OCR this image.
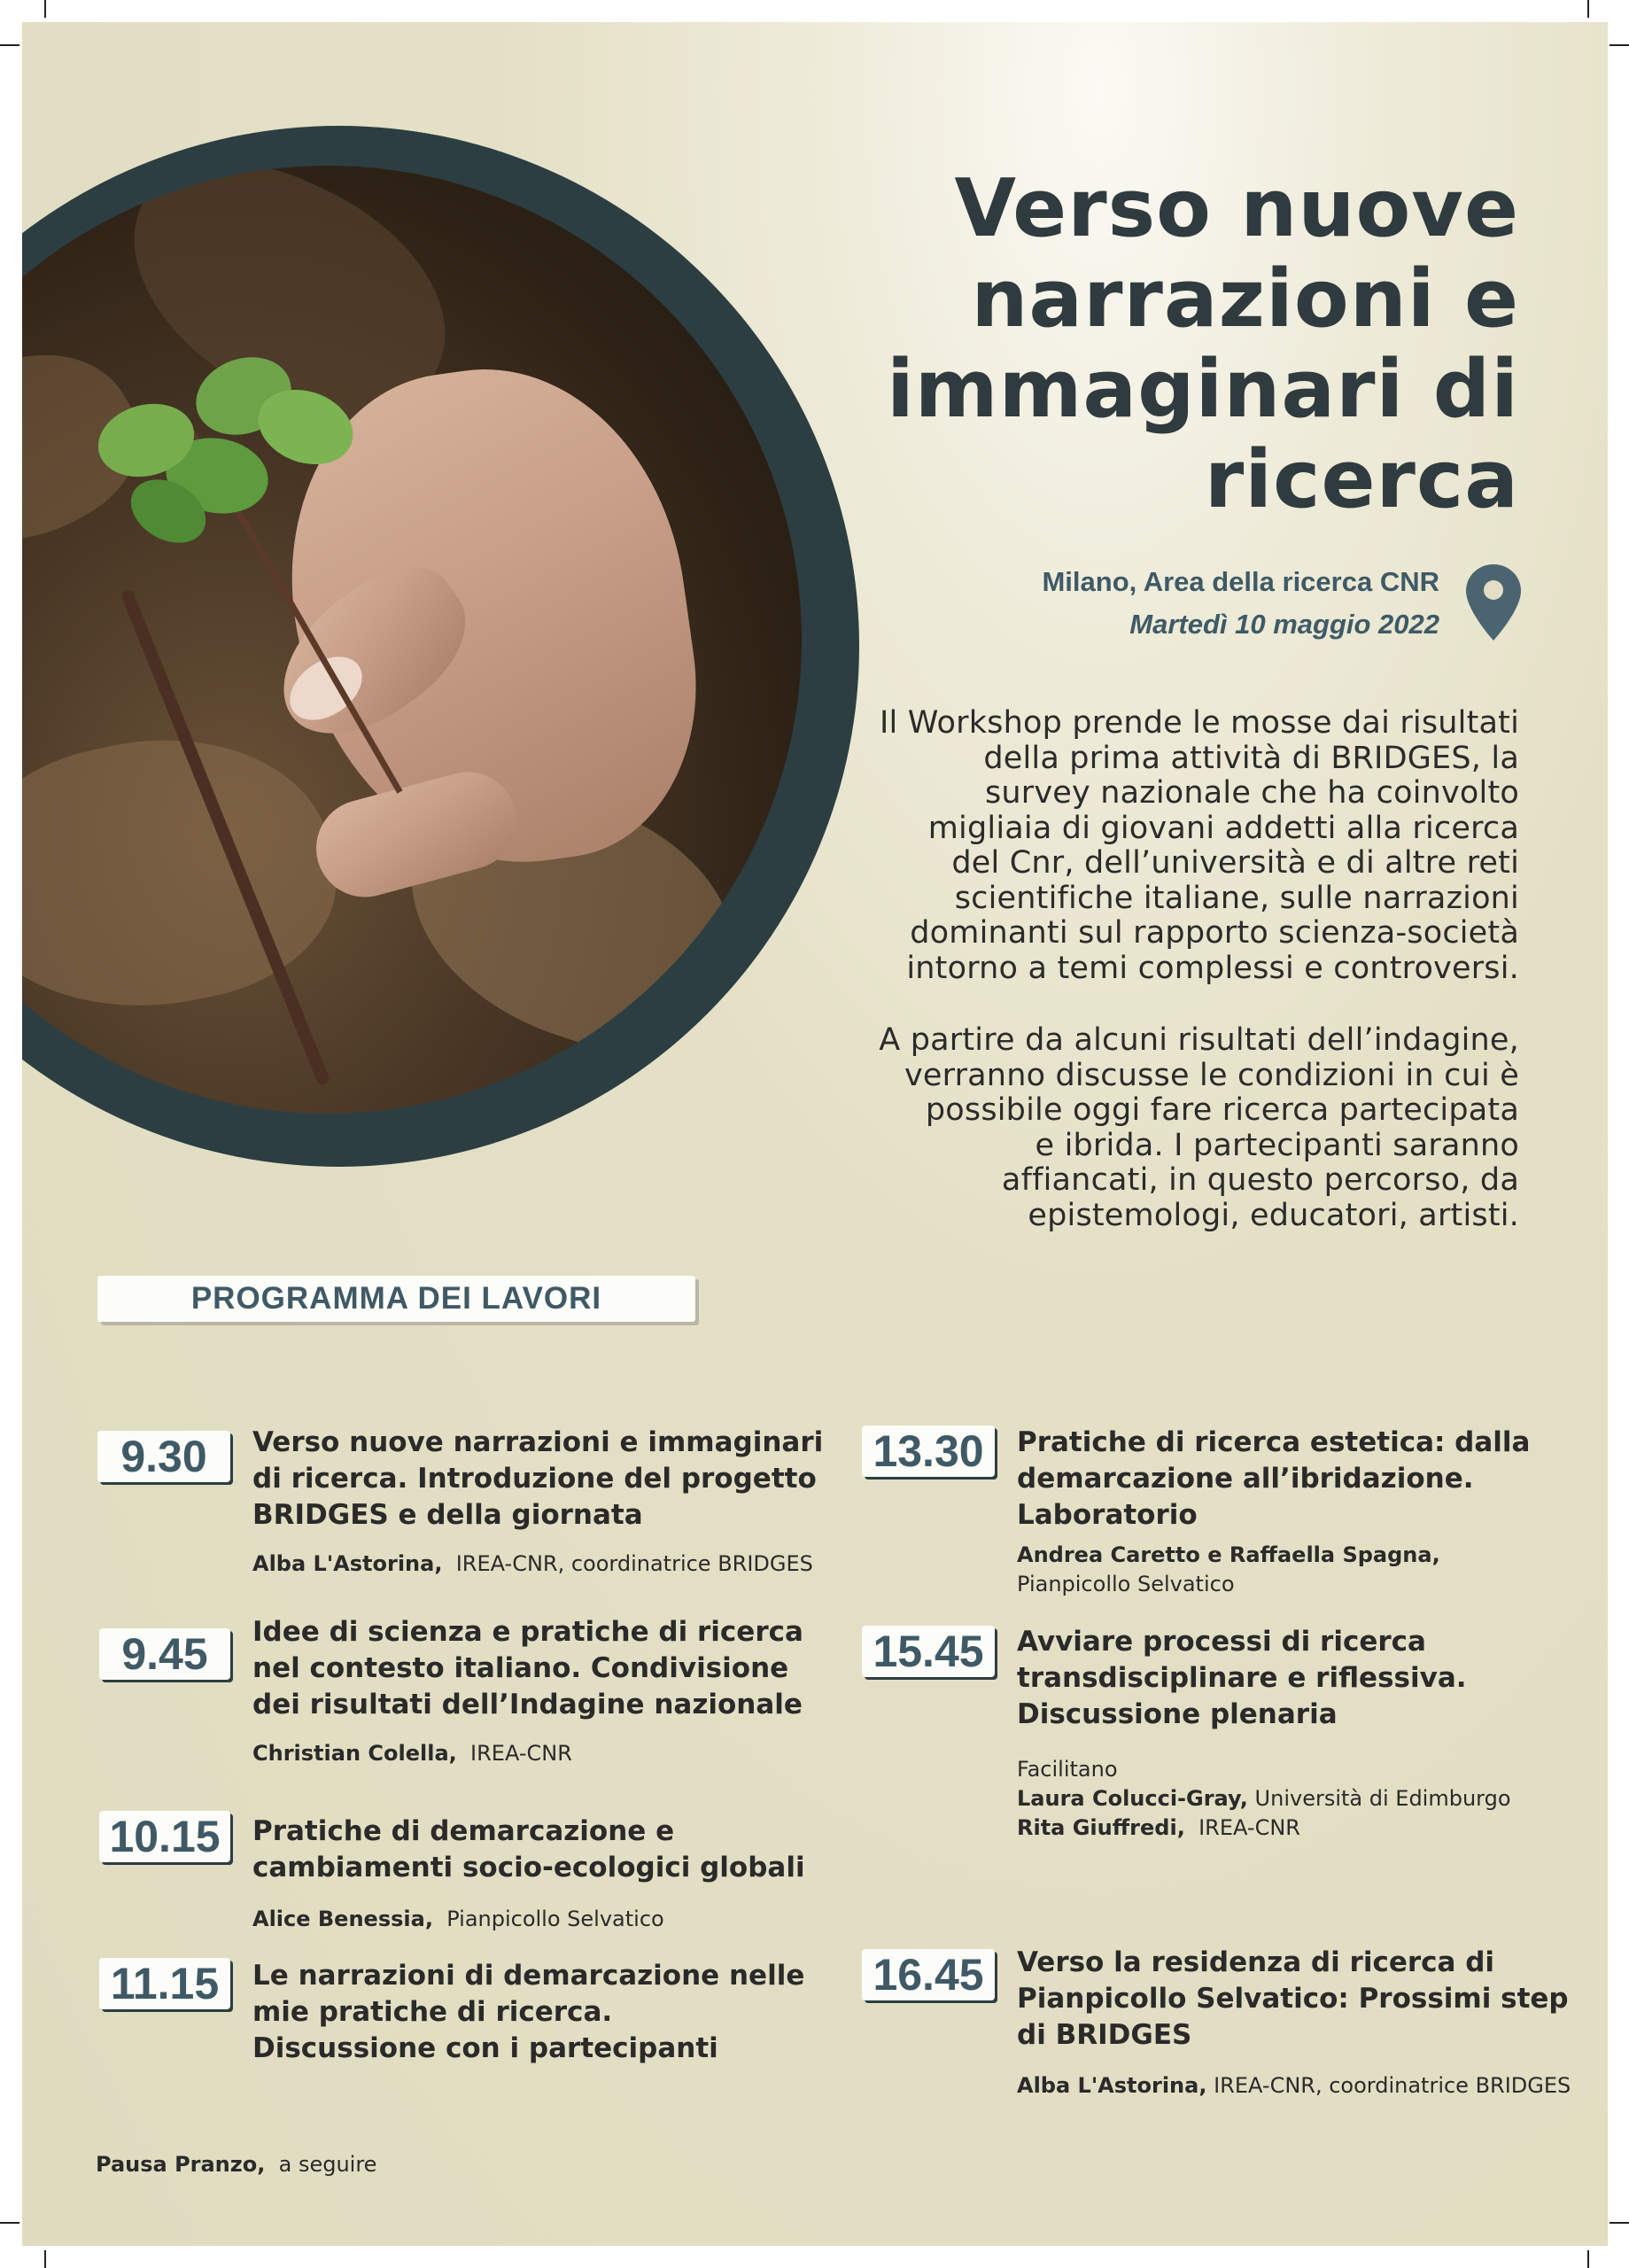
Verso nuove
narrazioni e
immaginari di
ricerca
Milano, Area della ricerca CNR
Martedì 10 maggio 2022

Il Workshop prende le mosse dai risultati

della prima attività di BRIDGES, la

survey nazionale che ha coinvolto

migliaia di giovani addetti alla ricerca

del Cnr, dell’università e di altre reti

scientifiche italiane, sulle narrazioni

dominanti sul rapporto scienza-società

intorno a temi complessi e controversi.

A partire da alcuni risultati dell’indagine,

verranno discusse le condizioni in cui è

possibile oggi fare ricerca partecipata

e ibrida. I partecipanti saranno

affiancati, in questo percorso, da

epistemologi, educatori, artisti.

PROGRAMMA DEI LAVORI
9.30	Verso nuove narrazioni e immaginari
di ricerca. Introduzione del progetto
BRIDGES e della giornata
Alba L'Astorina, IREA-CNR, coordinatrice BRIDGES
9.45	Idee di scienza e pratiche di ricerca
nel contesto italiano. Condivisione
dei risultati dell’Indagine nazionale
Christian Colella, IREA-CNR
10.15	Pratiche di demarcazione e
cambiamenti socio-ecologici globali
Alice Benessia, Pianpicollo Selvatico
11.15	Le narrazioni di demarcazione nelle
mie pratiche di ricerca.
Discussione con i partecipanti
Pausa Pranzo, a seguire
13.30	Pratiche di ricerca estetica: dalla
demarcazione all’ibridazione.
Laboratorio
Andrea Caretto e Raffaella Spagna,
Pianpicollo Selvatico
15.45	Avviare processi di ricerca
transdisciplinare e riflessiva.
Discussione plenaria
Facilitano
Laura Colucci-Gray, Università di Edimburgo
Rita Giuffredi, IREA-CNR
16.45	Verso la residenza di ricerca di
Pianpicollo Selvatico: Prossimi step
di BRIDGES
Alba L'Astorina, IREA-CNR, coordinatrice BRIDGES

────────

▶ Written problem:
Your copy should match the records word for word, with the pictures removed.

▶ Written solution:
OCR this image.
Verso nuove
narrazioni e
immaginari di
ricerca
Milano, Area della ricerca CNR
Martedì 10 maggio 2022

Il Workshop prende le mosse dai risultati

della prima attività di BRIDGES, la

survey nazionale che ha coinvolto

migliaia di giovani addetti alla ricerca

del Cnr, dell’università e di altre reti

scientifiche italiane, sulle narrazioni

dominanti sul rapporto scienza-società

intorno a temi complessi e controversi.

A partire da alcuni risultati dell’indagine,

verranno discusse le condizioni in cui è

possibile oggi fare ricerca partecipata

e ibrida. I partecipanti saranno

affiancati, in questo percorso, da

epistemologi, educatori, artisti.

PROGRAMMA DEI LAVORI
9.30	Verso nuove narrazioni e immaginari
di ricerca. Introduzione del progetto
BRIDGES e della giornata
Alba L'Astorina, IREA-CNR, coordinatrice BRIDGES
9.45	Idee di scienza e pratiche di ricerca
nel contesto italiano. Condivisione
dei risultati dell’Indagine nazionale
Christian Colella, IREA-CNR
10.15	Pratiche di demarcazione e
cambiamenti socio-ecologici globali
Alice Benessia, Pianpicollo Selvatico
11.15	Le narrazioni di demarcazione nelle
mie pratiche di ricerca.
Discussione con i partecipanti
Pausa Pranzo, a seguire
13.30	Pratiche di ricerca estetica: dalla
demarcazione all’ibridazione.
Laboratorio
Andrea Caretto e Raffaella Spagna,
Pianpicollo Selvatico
15.45	Avviare processi di ricerca
transdisciplinare e riflessiva.
Discussione plenaria
Facilitano
Laura Colucci-Gray, Università di Edimburgo
Rita Giuffredi, IREA-CNR
16.45	Verso la residenza di ricerca di
Pianpicollo Selvatico: Prossimi step
di BRIDGES
Alba L'Astorina, IREA-CNR, coordinatrice BRIDGES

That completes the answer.